___ Supplied information

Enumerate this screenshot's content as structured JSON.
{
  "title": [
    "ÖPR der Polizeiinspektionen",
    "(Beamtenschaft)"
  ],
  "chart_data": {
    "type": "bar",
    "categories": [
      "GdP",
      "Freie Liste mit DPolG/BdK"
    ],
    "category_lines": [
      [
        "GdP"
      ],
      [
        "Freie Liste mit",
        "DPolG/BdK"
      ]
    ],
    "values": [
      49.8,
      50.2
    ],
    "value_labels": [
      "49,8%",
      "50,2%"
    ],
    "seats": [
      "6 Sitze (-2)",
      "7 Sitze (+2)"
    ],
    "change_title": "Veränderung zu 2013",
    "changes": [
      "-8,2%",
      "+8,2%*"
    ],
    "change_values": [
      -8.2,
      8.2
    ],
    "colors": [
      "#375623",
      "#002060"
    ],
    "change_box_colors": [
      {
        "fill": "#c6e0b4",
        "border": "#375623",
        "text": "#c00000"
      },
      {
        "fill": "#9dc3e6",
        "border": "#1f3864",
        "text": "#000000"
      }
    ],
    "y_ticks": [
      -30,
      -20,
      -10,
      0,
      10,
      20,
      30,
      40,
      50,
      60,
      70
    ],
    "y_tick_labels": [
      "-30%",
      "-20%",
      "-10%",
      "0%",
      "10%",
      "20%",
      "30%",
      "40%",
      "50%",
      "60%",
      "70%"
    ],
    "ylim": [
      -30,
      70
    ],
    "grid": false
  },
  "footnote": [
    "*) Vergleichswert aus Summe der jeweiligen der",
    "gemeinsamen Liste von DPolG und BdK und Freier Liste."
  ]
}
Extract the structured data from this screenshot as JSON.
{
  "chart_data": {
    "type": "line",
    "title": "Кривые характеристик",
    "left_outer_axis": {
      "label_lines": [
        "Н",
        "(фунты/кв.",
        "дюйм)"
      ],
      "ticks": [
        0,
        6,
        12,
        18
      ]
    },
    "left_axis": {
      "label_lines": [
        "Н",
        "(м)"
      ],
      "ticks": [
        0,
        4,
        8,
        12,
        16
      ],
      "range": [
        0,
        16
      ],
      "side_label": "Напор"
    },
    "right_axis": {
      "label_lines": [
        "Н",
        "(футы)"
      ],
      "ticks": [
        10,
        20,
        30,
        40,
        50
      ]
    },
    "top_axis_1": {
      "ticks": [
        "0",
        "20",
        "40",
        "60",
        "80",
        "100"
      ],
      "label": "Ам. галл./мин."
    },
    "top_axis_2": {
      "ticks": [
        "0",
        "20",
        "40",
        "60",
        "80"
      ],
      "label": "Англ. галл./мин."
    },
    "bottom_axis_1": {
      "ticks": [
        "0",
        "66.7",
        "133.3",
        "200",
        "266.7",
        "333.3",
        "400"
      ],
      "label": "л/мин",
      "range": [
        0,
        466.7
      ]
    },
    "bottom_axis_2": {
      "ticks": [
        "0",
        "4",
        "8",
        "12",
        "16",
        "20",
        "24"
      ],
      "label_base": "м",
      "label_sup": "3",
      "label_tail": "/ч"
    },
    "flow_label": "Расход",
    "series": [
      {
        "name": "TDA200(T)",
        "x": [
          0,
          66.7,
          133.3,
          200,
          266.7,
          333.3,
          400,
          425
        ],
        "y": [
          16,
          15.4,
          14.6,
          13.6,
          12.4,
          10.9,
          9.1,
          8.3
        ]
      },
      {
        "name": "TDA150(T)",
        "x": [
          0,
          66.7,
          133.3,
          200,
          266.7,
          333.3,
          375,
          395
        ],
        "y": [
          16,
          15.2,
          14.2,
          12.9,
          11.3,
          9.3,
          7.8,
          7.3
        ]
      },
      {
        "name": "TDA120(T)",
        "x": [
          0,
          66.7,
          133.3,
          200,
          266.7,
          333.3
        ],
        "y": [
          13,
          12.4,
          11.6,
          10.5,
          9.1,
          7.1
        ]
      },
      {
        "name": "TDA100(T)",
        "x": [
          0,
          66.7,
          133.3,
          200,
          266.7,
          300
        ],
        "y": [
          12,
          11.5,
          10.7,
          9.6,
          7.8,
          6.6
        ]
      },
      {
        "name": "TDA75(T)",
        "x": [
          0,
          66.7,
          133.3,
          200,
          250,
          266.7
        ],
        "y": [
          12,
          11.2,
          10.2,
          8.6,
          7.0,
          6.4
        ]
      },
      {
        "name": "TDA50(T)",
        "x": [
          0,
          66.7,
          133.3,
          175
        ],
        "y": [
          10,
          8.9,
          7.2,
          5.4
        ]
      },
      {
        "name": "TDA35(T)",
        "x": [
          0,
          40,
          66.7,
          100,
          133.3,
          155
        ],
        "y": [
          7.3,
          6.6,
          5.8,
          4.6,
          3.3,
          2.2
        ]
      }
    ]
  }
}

______

Request →
Type out the entries again, word for word.

Exercise output →
Enumerate this screenshot's content as structured JSON.
{
  "title": [
    "ÖPR der Polizeiinspektionen",
    "(Beamtenschaft)"
  ],
  "chart_data": {
    "type": "bar",
    "categories": [
      "GdP",
      "Freie Liste mit DPolG/BdK"
    ],
    "category_lines": [
      [
        "GdP"
      ],
      [
        "Freie Liste mit",
        "DPolG/BdK"
      ]
    ],
    "values": [
      49.8,
      50.2
    ],
    "value_labels": [
      "49,8%",
      "50,2%"
    ],
    "seats": [
      "6 Sitze (-2)",
      "7 Sitze (+2)"
    ],
    "change_title": "Veränderung zu 2013",
    "changes": [
      "-8,2%",
      "+8,2%*"
    ],
    "change_values": [
      -8.2,
      8.2
    ],
    "colors": [
      "#375623",
      "#002060"
    ],
    "change_box_colors": [
      {
        "fill": "#c6e0b4",
        "border": "#375623",
        "text": "#c00000"
      },
      {
        "fill": "#9dc3e6",
        "border": "#1f3864",
        "text": "#000000"
      }
    ],
    "y_ticks": [
      -30,
      -20,
      -10,
      0,
      10,
      20,
      30,
      40,
      50,
      60,
      70
    ],
    "y_tick_labels": [
      "-30%",
      "-20%",
      "-10%",
      "0%",
      "10%",
      "20%",
      "30%",
      "40%",
      "50%",
      "60%",
      "70%"
    ],
    "ylim": [
      -30,
      70
    ],
    "grid": false
  },
  "footnote": [
    "*) Vergleichswert aus Summe der jeweiligen der",
    "gemeinsamen Liste von DPolG und BdK und Freier Liste."
  ]
}
Extract the structured data from this screenshot as JSON.
{
  "chart_data": {
    "type": "line",
    "title": "Кривые характеристик",
    "left_outer_axis": {
      "label_lines": [
        "Н",
        "(фунты/кв.",
        "дюйм)"
      ],
      "ticks": [
        0,
        6,
        12,
        18
      ]
    },
    "left_axis": {
      "label_lines": [
        "Н",
        "(м)"
      ],
      "ticks": [
        0,
        4,
        8,
        12,
        16
      ],
      "range": [
        0,
        16
      ],
      "side_label": "Напор"
    },
    "right_axis": {
      "label_lines": [
        "Н",
        "(футы)"
      ],
      "ticks": [
        10,
        20,
        30,
        40,
        50
      ]
    },
    "top_axis_1": {
      "ticks": [
        "0",
        "20",
        "40",
        "60",
        "80",
        "100"
      ],
      "label": "Ам. галл./мин."
    },
    "top_axis_2": {
      "ticks": [
        "0",
        "20",
        "40",
        "60",
        "80"
      ],
      "label": "Англ. галл./мин."
    },
    "bottom_axis_1": {
      "ticks": [
        "0",
        "66.7",
        "133.3",
        "200",
        "266.7",
        "333.3",
        "400"
      ],
      "label": "л/мин",
      "range": [
        0,
        466.7
      ]
    },
    "bottom_axis_2": {
      "ticks": [
        "0",
        "4",
        "8",
        "12",
        "16",
        "20",
        "24"
      ],
      "label_base": "м",
      "label_sup": "3",
      "label_tail": "/ч"
    },
    "flow_label": "Расход",
    "series": [
      {
        "name": "TDA200(T)",
        "x": [
          0,
          66.7,
          133.3,
          200,
          266.7,
          333.3,
          400,
          425
        ],
        "y": [
          16,
          15.4,
          14.6,
          13.6,
          12.4,
          10.9,
          9.1,
          8.3
        ]
      },
      {
        "name": "TDA150(T)",
        "x": [
          0,
          66.7,
          133.3,
          200,
          266.7,
          333.3,
          375,
          395
        ],
        "y": [
          16,
          15.2,
          14.2,
          12.9,
          11.3,
          9.3,
          7.8,
          7.3
        ]
      },
      {
        "name": "TDA120(T)",
        "x": [
          0,
          66.7,
          133.3,
          200,
          266.7,
          333.3
        ],
        "y": [
          13,
          12.4,
          11.6,
          10.5,
          9.1,
          7.1
        ]
      },
      {
        "name": "TDA100(T)",
        "x": [
          0,
          66.7,
          133.3,
          200,
          266.7,
          300
        ],
        "y": [
          12,
          11.5,
          10.7,
          9.6,
          7.8,
          6.6
        ]
      },
      {
        "name": "TDA75(T)",
        "x": [
          0,
          66.7,
          133.3,
          200,
          250,
          266.7
        ],
        "y": [
          12,
          11.2,
          10.2,
          8.6,
          7.0,
          6.4
        ]
      },
      {
        "name": "TDA50(T)",
        "x": [
          0,
          66.7,
          133.3,
          175
        ],
        "y": [
          10,
          8.9,
          7.2,
          5.4
        ]
      },
      {
        "name": "TDA35(T)",
        "x": [
          0,
          40,
          66.7,
          100,
          133.3,
          155
        ],
        "y": [
          7.3,
          6.6,
          5.8,
          4.6,
          3.3,
          2.2
        ]
      }
    ]
  }
}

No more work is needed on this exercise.